What is required | Extract every line where the string "panel" appears.

┄┄┄┄┄┄┄┄┄┄

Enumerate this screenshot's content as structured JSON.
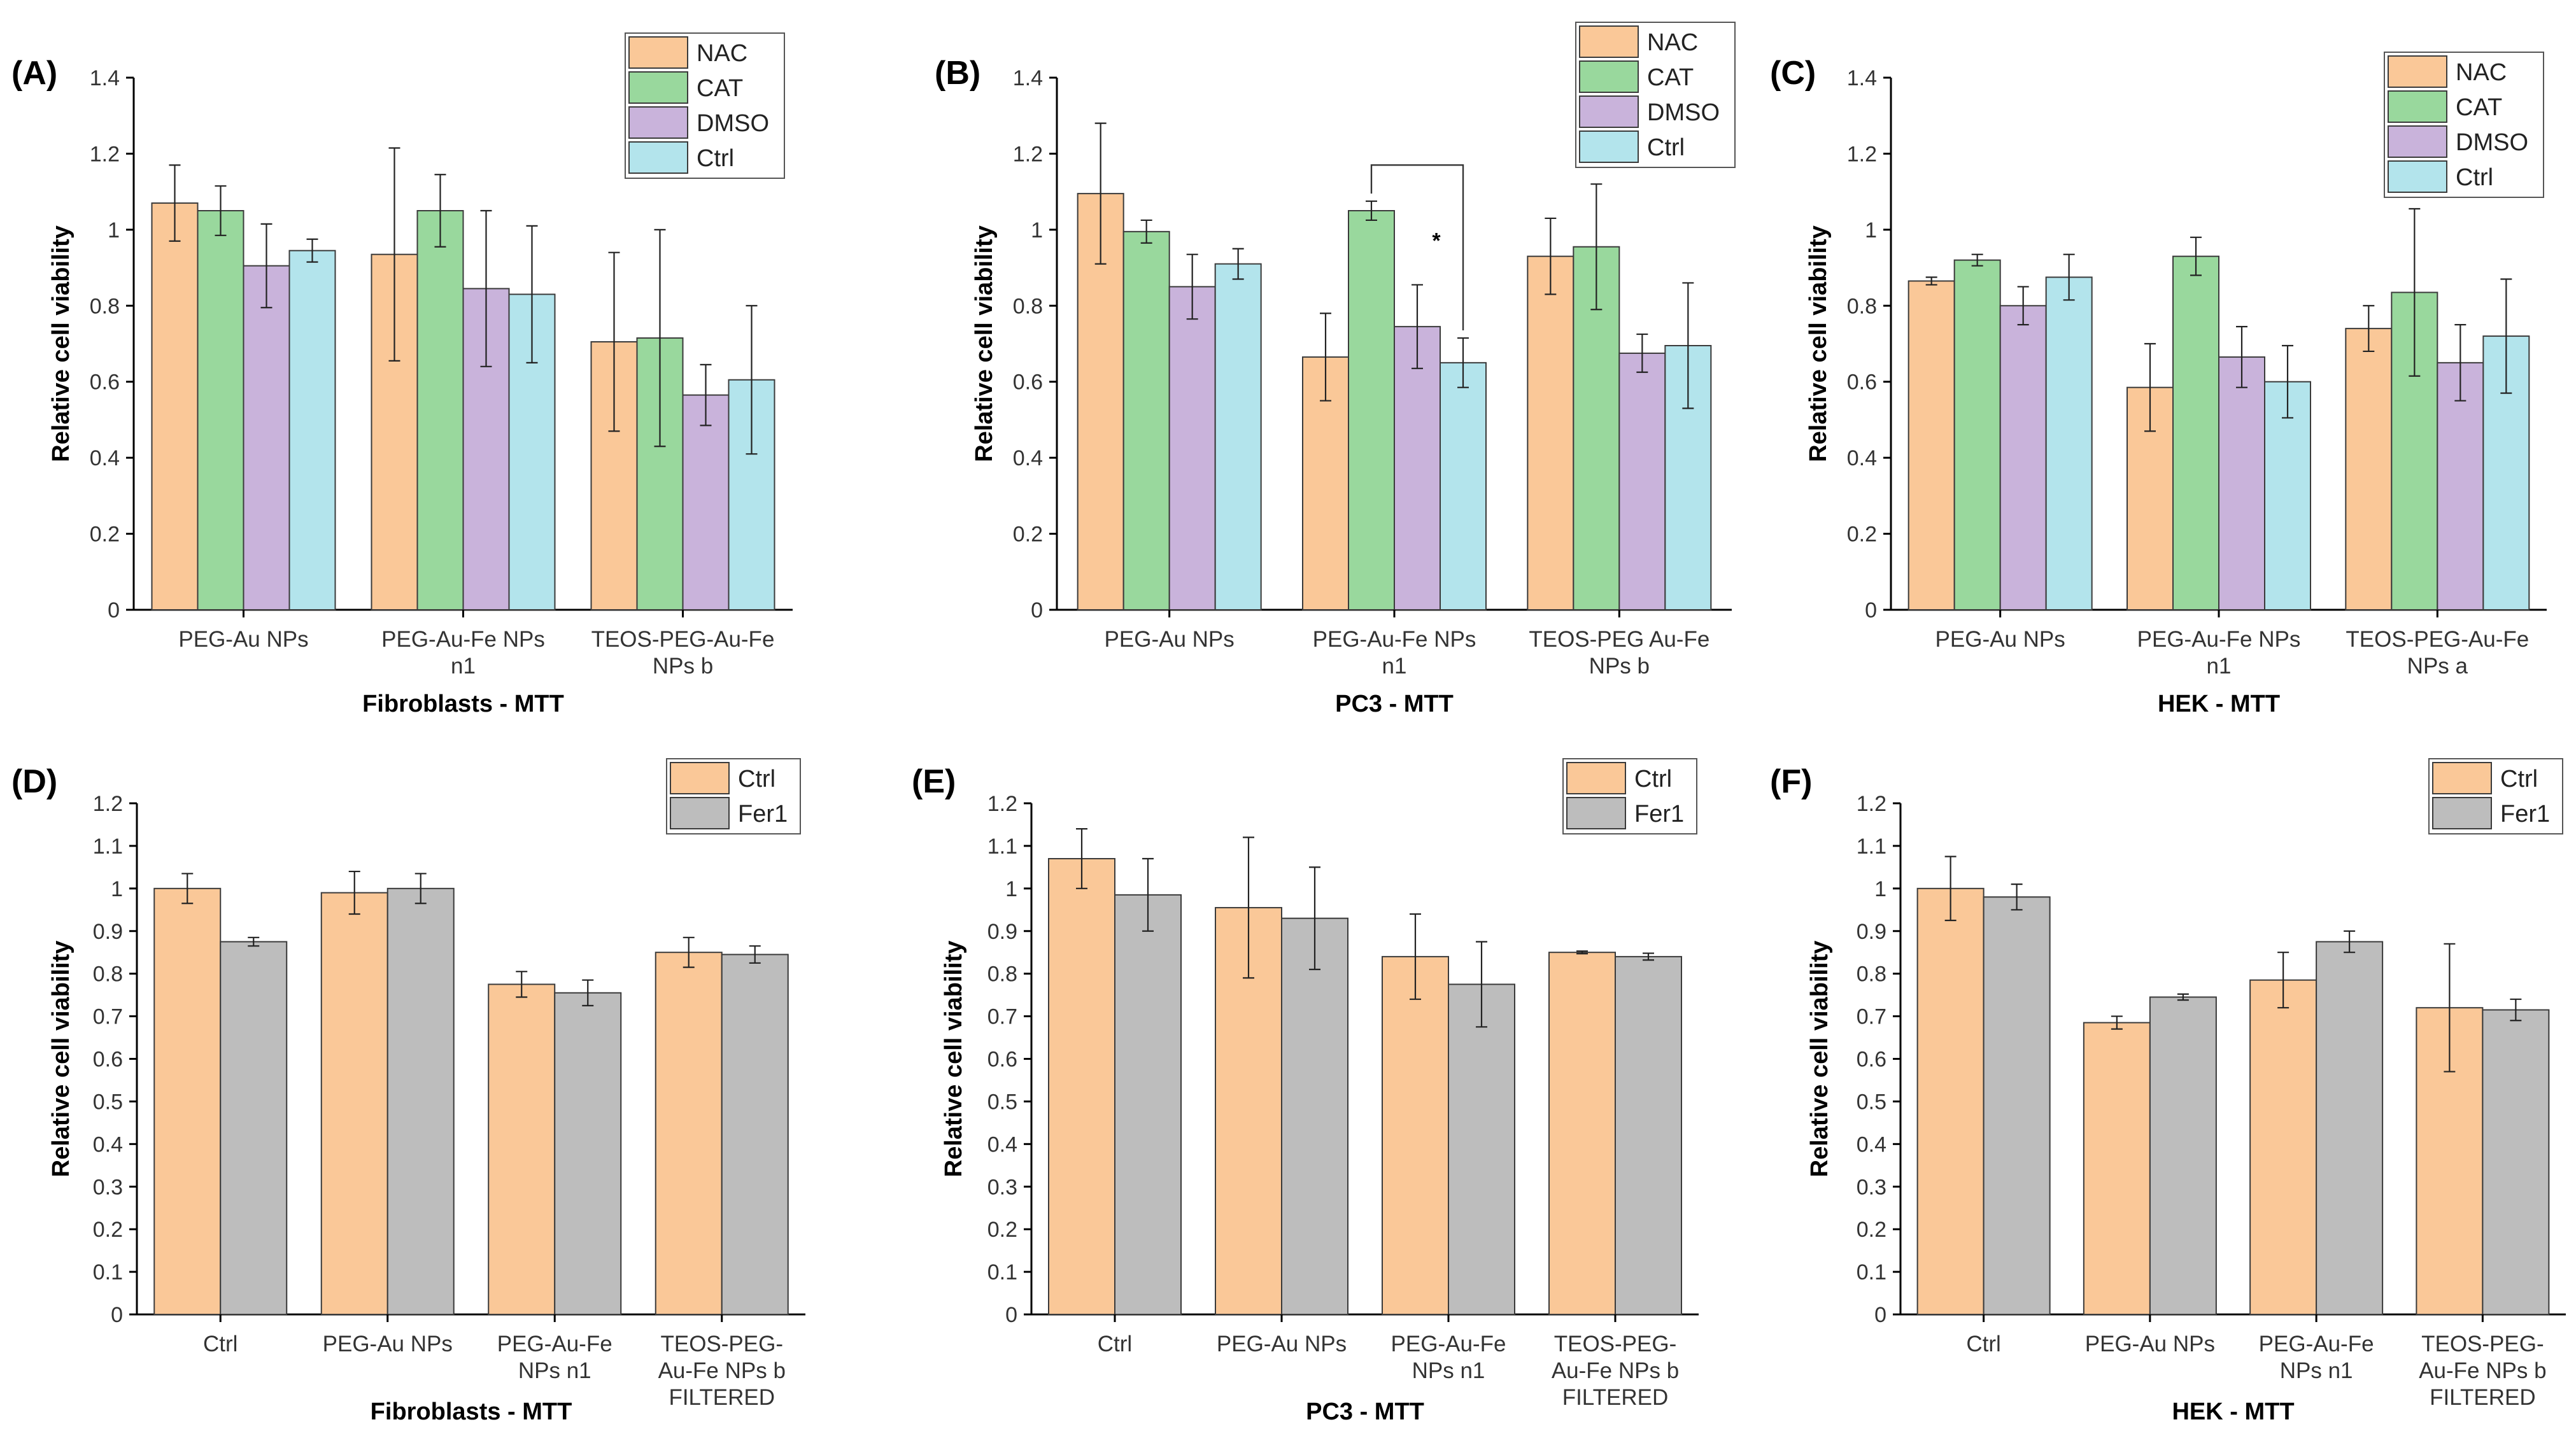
{
  "colors": {
    "NAC": "#fac898",
    "CAT": "#99d89d",
    "DMSO": "#c9b3db",
    "Ctrl_top": "#b3e4ec",
    "Ctrl_bottom": "#fac898",
    "Fer1": "#bdbdbd",
    "outline": "#3a3a3a",
    "axis": "#000000"
  },
  "chart_data": [
    {
      "panel": "(A)",
      "type": "bar",
      "xlabel": "Fibroblasts - MTT",
      "ylabel": "Relative cell viability",
      "ylim": [
        0,
        1.4
      ],
      "yticks": [
        "0",
        "0.2",
        "0.4",
        "0.6",
        "0.8",
        "1",
        "1.2",
        "1.4"
      ],
      "ytick_values": [
        0,
        0.2,
        0.4,
        0.6,
        0.8,
        1,
        1.2,
        1.4
      ],
      "categories": [
        [
          "PEG-Au NPs"
        ],
        [
          "PEG-Au-Fe NPs",
          "n1"
        ],
        [
          "TEOS-PEG-Au-Fe",
          "NPs b"
        ]
      ],
      "legend": [
        "NAC",
        "CAT",
        "DMSO",
        "Ctrl"
      ],
      "series": [
        {
          "name": "NAC",
          "color_key": "NAC",
          "values": [
            1.07,
            0.935,
            0.705
          ],
          "errors": [
            0.1,
            0.28,
            0.235
          ]
        },
        {
          "name": "CAT",
          "color_key": "CAT",
          "values": [
            1.05,
            1.05,
            0.715
          ],
          "errors": [
            0.065,
            0.095,
            0.285
          ]
        },
        {
          "name": "DMSO",
          "color_key": "DMSO",
          "values": [
            0.905,
            0.845,
            0.565
          ],
          "errors": [
            0.11,
            0.205,
            0.08
          ]
        },
        {
          "name": "Ctrl",
          "color_key": "Ctrl_top",
          "values": [
            0.945,
            0.83,
            0.605
          ],
          "errors": [
            0.03,
            0.18,
            0.195
          ]
        }
      ]
    },
    {
      "panel": "(B)",
      "type": "bar",
      "xlabel": "PC3 - MTT",
      "ylabel": "Relative cell viability",
      "ylim": [
        0,
        1.4
      ],
      "yticks": [
        "0",
        "0.2",
        "0.4",
        "0.6",
        "0.8",
        "1",
        "1.2",
        "1.4"
      ],
      "ytick_values": [
        0,
        0.2,
        0.4,
        0.6,
        0.8,
        1,
        1.2,
        1.4
      ],
      "categories": [
        [
          "PEG-Au NPs"
        ],
        [
          "PEG-Au-Fe NPs",
          "n1"
        ],
        [
          "TEOS-PEG Au-Fe",
          "NPs b"
        ]
      ],
      "legend": [
        "NAC",
        "CAT",
        "DMSO",
        "Ctrl"
      ],
      "significance": {
        "label": "*",
        "from_group": 1,
        "from_series": 1,
        "to_group": 1,
        "to_series": 3,
        "bracket_y": 1.17
      },
      "series": [
        {
          "name": "NAC",
          "color_key": "NAC",
          "values": [
            1.095,
            0.665,
            0.93
          ],
          "errors": [
            0.185,
            0.115,
            0.1
          ]
        },
        {
          "name": "CAT",
          "color_key": "CAT",
          "values": [
            0.995,
            1.05,
            0.955
          ],
          "errors": [
            0.03,
            0.025,
            0.165
          ]
        },
        {
          "name": "DMSO",
          "color_key": "DMSO",
          "values": [
            0.85,
            0.745,
            0.675
          ],
          "errors": [
            0.085,
            0.11,
            0.05
          ]
        },
        {
          "name": "Ctrl",
          "color_key": "Ctrl_top",
          "values": [
            0.91,
            0.65,
            0.695
          ],
          "errors": [
            0.04,
            0.065,
            0.165
          ]
        }
      ]
    },
    {
      "panel": "(C)",
      "type": "bar",
      "xlabel": "HEK - MTT",
      "ylabel": "Relative cell viability",
      "ylim": [
        0,
        1.4
      ],
      "yticks": [
        "0",
        "0.2",
        "0.4",
        "0.6",
        "0.8",
        "1",
        "1.2",
        "1.4"
      ],
      "ytick_values": [
        0,
        0.2,
        0.4,
        0.6,
        0.8,
        1,
        1.2,
        1.4
      ],
      "categories": [
        [
          "PEG-Au NPs"
        ],
        [
          "PEG-Au-Fe NPs",
          "n1"
        ],
        [
          "TEOS-PEG-Au-Fe",
          "NPs a"
        ]
      ],
      "legend": [
        "NAC",
        "CAT",
        "DMSO",
        "Ctrl"
      ],
      "series": [
        {
          "name": "NAC",
          "color_key": "NAC",
          "values": [
            0.865,
            0.585,
            0.74
          ],
          "errors": [
            0.01,
            0.115,
            0.06
          ]
        },
        {
          "name": "CAT",
          "color_key": "CAT",
          "values": [
            0.92,
            0.93,
            0.835
          ],
          "errors": [
            0.015,
            0.05,
            0.22
          ]
        },
        {
          "name": "DMSO",
          "color_key": "DMSO",
          "values": [
            0.8,
            0.665,
            0.65
          ],
          "errors": [
            0.05,
            0.08,
            0.1
          ]
        },
        {
          "name": "Ctrl",
          "color_key": "Ctrl_top",
          "values": [
            0.875,
            0.6,
            0.72
          ],
          "errors": [
            0.06,
            0.095,
            0.15
          ]
        }
      ]
    },
    {
      "panel": "(D)",
      "type": "bar",
      "xlabel": "Fibroblasts - MTT",
      "ylabel": "Relative cell viability",
      "ylim": [
        0,
        1.2
      ],
      "yticks": [
        "0",
        "0.1",
        "0.2",
        "0.3",
        "0.4",
        "0.5",
        "0.6",
        "0.7",
        "0.8",
        "0.9",
        "1",
        "1.1",
        "1.2"
      ],
      "ytick_values": [
        0,
        0.1,
        0.2,
        0.3,
        0.4,
        0.5,
        0.6,
        0.7,
        0.8,
        0.9,
        1,
        1.1,
        1.2
      ],
      "categories": [
        [
          "Ctrl"
        ],
        [
          "PEG-Au NPs"
        ],
        [
          "PEG-Au-Fe",
          "NPs n1"
        ],
        [
          "TEOS-PEG-",
          "Au-Fe NPs b",
          "FILTERED"
        ]
      ],
      "legend": [
        "Ctrl",
        "Fer1"
      ],
      "series": [
        {
          "name": "Ctrl",
          "color_key": "Ctrl_bottom",
          "values": [
            1.0,
            0.99,
            0.775,
            0.85
          ],
          "errors": [
            0.035,
            0.05,
            0.03,
            0.035
          ]
        },
        {
          "name": "Fer1",
          "color_key": "Fer1",
          "values": [
            0.875,
            1.0,
            0.755,
            0.845
          ],
          "errors": [
            0.01,
            0.035,
            0.03,
            0.02
          ]
        }
      ]
    },
    {
      "panel": "(E)",
      "type": "bar",
      "xlabel": "PC3 - MTT",
      "ylabel": "Relative cell viability",
      "ylim": [
        0,
        1.2
      ],
      "yticks": [
        "0",
        "0.1",
        "0.2",
        "0.3",
        "0.4",
        "0.5",
        "0.6",
        "0.7",
        "0.8",
        "0.9",
        "1",
        "1.1",
        "1.2"
      ],
      "ytick_values": [
        0,
        0.1,
        0.2,
        0.3,
        0.4,
        0.5,
        0.6,
        0.7,
        0.8,
        0.9,
        1,
        1.1,
        1.2
      ],
      "categories": [
        [
          "Ctrl"
        ],
        [
          "PEG-Au NPs"
        ],
        [
          "PEG-Au-Fe",
          "NPs n1"
        ],
        [
          "TEOS-PEG-",
          "Au-Fe NPs b",
          "FILTERED"
        ]
      ],
      "legend": [
        "Ctrl",
        "Fer1"
      ],
      "series": [
        {
          "name": "Ctrl",
          "color_key": "Ctrl_bottom",
          "values": [
            1.07,
            0.955,
            0.84,
            0.85
          ],
          "errors": [
            0.07,
            0.165,
            0.1,
            0.003
          ]
        },
        {
          "name": "Fer1",
          "color_key": "Fer1",
          "values": [
            0.985,
            0.93,
            0.775,
            0.84
          ],
          "errors": [
            0.085,
            0.12,
            0.1,
            0.008
          ]
        }
      ]
    },
    {
      "panel": "(F)",
      "type": "bar",
      "xlabel": "HEK - MTT",
      "ylabel": "Relative cell viability",
      "ylim": [
        0,
        1.2
      ],
      "yticks": [
        "0",
        "0.1",
        "0.2",
        "0.3",
        "0.4",
        "0.5",
        "0.6",
        "0.7",
        "0.8",
        "0.9",
        "1",
        "1.1",
        "1.2"
      ],
      "ytick_values": [
        0,
        0.1,
        0.2,
        0.3,
        0.4,
        0.5,
        0.6,
        0.7,
        0.8,
        0.9,
        1,
        1.1,
        1.2
      ],
      "categories": [
        [
          "Ctrl"
        ],
        [
          "PEG-Au NPs"
        ],
        [
          "PEG-Au-Fe",
          "NPs n1"
        ],
        [
          "TEOS-PEG-",
          "Au-Fe NPs b",
          "FILTERED"
        ]
      ],
      "legend": [
        "Ctrl",
        "Fer1"
      ],
      "series": [
        {
          "name": "Ctrl",
          "color_key": "Ctrl_bottom",
          "values": [
            1.0,
            0.685,
            0.785,
            0.72
          ],
          "errors": [
            0.075,
            0.015,
            0.065,
            0.15
          ]
        },
        {
          "name": "Fer1",
          "color_key": "Fer1",
          "values": [
            0.98,
            0.745,
            0.875,
            0.715
          ],
          "errors": [
            0.03,
            0.007,
            0.025,
            0.025
          ]
        }
      ]
    }
  ]
}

┄┄┄┄┄┄┄┄┄┄

Written response |
      "panel": "(A)",
      "panel": "(B)",
      "panel": "(C)",
      "panel": "(D)",
      "panel": "(E)",
      "panel": "(F)",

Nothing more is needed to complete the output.